» Materials provided:
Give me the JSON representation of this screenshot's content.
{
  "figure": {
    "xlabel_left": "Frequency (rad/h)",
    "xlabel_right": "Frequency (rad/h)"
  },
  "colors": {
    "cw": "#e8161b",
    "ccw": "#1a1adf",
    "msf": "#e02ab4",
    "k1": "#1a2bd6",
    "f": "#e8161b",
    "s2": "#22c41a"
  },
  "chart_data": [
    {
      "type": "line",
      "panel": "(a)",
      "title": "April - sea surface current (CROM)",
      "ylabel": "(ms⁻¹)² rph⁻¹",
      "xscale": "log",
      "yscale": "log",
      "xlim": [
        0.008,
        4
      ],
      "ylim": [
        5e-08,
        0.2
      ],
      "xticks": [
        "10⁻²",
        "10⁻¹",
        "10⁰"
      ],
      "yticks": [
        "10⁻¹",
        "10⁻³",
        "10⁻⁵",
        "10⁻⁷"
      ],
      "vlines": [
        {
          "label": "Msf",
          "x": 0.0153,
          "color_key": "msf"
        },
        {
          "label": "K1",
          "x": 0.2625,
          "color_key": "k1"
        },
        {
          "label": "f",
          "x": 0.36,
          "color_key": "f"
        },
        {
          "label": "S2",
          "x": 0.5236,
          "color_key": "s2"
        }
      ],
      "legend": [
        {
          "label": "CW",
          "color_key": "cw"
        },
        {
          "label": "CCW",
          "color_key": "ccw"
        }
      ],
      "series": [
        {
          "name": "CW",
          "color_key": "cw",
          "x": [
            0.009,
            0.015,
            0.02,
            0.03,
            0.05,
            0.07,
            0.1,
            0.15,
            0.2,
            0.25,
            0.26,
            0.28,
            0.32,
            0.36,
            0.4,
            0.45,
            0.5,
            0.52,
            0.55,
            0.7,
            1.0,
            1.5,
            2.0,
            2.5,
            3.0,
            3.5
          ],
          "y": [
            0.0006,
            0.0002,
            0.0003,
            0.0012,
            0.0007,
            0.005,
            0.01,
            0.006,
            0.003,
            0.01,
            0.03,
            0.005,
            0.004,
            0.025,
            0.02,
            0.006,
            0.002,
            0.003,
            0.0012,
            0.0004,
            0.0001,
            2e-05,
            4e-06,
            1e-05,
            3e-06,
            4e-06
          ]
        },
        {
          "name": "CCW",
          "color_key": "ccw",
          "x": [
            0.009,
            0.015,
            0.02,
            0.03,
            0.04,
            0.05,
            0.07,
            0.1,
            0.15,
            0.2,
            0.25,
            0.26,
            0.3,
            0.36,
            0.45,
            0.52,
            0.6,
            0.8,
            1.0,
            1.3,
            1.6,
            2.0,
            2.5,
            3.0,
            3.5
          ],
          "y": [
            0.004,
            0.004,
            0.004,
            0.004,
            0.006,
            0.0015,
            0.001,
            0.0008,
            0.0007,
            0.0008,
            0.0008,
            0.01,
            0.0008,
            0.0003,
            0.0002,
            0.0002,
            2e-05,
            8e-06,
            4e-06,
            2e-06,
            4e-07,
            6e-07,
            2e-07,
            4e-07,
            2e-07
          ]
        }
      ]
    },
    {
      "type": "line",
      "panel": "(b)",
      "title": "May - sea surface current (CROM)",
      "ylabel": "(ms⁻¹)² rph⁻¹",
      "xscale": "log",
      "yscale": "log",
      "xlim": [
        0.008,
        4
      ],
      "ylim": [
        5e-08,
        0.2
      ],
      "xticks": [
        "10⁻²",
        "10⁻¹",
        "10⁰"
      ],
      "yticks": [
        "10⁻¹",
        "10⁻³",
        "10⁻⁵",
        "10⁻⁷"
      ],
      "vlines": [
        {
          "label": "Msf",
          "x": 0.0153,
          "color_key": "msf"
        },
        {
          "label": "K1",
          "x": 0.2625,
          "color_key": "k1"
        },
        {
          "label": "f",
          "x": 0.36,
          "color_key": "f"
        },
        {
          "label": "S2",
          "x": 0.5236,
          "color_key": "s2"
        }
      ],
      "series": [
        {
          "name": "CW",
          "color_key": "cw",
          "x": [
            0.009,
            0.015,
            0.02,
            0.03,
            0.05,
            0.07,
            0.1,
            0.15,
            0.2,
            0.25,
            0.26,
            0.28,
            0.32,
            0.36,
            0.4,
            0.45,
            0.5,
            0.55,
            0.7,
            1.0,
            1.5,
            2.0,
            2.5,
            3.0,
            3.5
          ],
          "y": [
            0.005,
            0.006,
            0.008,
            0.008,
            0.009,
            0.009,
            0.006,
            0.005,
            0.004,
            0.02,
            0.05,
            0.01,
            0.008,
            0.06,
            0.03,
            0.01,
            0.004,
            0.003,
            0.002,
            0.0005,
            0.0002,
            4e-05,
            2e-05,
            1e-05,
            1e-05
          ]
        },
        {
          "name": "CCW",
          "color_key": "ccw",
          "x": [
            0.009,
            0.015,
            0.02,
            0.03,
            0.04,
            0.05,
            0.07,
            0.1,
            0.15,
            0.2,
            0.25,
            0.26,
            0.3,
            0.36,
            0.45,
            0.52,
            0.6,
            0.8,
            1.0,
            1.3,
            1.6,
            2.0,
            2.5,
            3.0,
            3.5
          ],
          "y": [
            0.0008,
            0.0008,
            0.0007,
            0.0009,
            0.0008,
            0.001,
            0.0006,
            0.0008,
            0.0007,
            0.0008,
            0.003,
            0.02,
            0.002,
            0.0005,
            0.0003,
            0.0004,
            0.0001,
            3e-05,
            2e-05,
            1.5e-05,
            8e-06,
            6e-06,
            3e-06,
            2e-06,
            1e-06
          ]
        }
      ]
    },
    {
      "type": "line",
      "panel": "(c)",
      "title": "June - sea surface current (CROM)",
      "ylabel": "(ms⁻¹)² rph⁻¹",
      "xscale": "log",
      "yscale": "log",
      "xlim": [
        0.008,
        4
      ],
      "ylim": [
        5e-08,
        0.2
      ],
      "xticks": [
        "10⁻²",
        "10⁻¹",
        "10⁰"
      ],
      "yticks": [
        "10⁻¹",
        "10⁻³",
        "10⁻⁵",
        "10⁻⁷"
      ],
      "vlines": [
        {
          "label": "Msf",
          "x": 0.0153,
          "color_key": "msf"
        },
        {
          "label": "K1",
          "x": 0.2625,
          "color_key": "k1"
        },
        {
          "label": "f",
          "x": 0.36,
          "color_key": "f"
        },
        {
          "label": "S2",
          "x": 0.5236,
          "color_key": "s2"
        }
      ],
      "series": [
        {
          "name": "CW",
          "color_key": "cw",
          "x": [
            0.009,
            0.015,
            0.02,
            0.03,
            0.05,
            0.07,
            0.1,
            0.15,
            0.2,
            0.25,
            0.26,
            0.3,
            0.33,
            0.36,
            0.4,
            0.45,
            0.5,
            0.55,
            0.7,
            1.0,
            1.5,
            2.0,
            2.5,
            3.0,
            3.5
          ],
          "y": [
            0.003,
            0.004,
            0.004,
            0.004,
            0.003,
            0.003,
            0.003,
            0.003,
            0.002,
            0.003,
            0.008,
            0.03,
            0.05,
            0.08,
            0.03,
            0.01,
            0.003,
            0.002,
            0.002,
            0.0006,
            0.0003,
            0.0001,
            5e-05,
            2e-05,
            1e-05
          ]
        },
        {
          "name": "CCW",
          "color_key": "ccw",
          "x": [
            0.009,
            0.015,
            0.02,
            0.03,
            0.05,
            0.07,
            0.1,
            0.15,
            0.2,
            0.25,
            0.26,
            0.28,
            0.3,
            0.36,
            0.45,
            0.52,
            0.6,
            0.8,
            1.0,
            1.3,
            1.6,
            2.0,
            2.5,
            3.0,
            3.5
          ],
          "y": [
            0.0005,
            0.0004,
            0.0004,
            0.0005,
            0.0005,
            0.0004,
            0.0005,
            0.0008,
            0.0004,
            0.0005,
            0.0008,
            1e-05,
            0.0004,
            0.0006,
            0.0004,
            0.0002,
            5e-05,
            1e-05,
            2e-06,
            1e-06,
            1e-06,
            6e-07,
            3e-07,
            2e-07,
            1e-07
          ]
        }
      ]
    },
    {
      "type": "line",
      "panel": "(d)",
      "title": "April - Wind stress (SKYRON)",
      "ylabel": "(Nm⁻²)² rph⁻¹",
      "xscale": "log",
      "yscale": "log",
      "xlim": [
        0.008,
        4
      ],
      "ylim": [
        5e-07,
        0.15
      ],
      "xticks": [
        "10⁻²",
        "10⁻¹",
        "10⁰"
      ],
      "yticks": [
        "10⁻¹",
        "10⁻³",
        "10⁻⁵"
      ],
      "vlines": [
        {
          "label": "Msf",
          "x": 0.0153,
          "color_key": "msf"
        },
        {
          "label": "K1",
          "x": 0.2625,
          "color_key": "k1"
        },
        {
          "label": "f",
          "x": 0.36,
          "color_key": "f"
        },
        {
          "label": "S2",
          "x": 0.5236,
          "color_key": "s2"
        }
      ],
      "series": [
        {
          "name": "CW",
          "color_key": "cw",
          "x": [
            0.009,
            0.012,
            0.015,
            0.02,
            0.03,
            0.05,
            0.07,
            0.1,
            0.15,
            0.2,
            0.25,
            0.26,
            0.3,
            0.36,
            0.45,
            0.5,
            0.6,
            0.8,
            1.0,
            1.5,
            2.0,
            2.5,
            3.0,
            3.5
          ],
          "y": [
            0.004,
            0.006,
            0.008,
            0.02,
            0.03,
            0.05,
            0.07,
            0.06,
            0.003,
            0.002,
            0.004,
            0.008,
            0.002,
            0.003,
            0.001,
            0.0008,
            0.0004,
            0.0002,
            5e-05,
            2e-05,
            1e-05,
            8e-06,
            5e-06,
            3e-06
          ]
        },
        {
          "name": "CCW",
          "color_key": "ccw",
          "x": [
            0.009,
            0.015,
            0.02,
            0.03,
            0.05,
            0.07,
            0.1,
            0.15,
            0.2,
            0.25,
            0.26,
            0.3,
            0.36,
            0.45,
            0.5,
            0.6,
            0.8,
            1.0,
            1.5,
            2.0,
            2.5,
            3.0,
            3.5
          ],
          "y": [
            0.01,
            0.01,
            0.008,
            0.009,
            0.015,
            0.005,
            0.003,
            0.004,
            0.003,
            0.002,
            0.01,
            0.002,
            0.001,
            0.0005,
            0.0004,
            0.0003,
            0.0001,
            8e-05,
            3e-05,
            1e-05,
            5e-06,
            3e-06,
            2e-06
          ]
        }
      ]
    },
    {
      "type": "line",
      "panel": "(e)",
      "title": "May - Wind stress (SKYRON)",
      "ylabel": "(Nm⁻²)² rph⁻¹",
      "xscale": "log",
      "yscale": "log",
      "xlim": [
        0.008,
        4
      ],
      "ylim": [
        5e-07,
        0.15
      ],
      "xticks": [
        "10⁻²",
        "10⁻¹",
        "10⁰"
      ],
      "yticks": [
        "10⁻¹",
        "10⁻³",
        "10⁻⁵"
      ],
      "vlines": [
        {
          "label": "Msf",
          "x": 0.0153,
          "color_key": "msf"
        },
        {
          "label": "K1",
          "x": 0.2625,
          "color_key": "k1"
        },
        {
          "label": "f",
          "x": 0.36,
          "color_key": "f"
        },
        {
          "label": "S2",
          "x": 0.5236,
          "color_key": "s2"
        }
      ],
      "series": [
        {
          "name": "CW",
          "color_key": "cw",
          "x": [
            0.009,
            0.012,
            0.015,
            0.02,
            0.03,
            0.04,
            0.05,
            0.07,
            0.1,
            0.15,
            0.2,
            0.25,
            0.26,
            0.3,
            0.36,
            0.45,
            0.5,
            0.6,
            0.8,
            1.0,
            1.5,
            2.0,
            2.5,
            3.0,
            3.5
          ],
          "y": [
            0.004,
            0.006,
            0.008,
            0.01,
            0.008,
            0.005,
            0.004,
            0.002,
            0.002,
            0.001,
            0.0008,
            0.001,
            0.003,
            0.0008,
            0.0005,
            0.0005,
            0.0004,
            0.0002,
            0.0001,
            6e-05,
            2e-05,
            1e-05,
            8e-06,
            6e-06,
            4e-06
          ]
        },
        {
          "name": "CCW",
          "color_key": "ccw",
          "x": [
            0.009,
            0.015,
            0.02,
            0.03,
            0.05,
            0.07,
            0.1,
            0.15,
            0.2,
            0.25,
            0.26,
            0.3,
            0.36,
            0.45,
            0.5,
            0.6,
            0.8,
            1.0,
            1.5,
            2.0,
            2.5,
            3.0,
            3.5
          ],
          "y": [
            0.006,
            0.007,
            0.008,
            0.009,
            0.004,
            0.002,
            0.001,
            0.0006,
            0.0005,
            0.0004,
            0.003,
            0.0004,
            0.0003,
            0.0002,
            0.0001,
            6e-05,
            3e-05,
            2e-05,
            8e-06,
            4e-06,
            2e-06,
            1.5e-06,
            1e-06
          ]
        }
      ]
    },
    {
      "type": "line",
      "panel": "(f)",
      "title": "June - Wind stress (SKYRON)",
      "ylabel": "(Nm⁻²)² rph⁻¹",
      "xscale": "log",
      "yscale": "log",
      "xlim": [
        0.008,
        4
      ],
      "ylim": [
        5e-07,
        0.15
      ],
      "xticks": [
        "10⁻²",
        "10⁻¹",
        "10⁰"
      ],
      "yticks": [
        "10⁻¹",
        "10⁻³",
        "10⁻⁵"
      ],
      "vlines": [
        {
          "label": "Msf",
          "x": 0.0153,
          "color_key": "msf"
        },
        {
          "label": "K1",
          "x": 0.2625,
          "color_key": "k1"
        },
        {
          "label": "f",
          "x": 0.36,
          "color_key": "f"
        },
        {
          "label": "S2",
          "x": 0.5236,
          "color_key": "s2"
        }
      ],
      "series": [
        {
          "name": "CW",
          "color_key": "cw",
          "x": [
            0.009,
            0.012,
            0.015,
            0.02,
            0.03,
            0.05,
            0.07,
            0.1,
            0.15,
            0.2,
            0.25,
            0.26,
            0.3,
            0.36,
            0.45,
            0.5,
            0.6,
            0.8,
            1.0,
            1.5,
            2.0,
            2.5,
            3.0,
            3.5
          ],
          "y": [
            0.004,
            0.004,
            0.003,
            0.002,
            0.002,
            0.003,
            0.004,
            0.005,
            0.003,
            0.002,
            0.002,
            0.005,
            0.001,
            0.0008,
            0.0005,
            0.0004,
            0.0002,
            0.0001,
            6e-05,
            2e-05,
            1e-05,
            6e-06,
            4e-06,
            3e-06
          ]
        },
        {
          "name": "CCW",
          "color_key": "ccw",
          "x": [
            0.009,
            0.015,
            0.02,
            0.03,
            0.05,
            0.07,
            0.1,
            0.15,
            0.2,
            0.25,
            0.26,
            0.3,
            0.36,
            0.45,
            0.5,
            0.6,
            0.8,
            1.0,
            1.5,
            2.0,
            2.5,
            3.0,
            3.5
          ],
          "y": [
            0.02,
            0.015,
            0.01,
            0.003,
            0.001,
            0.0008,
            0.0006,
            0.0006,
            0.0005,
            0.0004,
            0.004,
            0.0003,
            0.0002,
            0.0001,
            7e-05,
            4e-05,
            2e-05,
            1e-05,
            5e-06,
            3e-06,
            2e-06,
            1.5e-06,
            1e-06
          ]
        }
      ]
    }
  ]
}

» What you are asked to do:
Gather all lines with the string "Frequency" from the data.

» Problem solution:
    "xlabel_left": "Frequency (rad/h)",
    "xlabel_right": "Frequency (rad/h)"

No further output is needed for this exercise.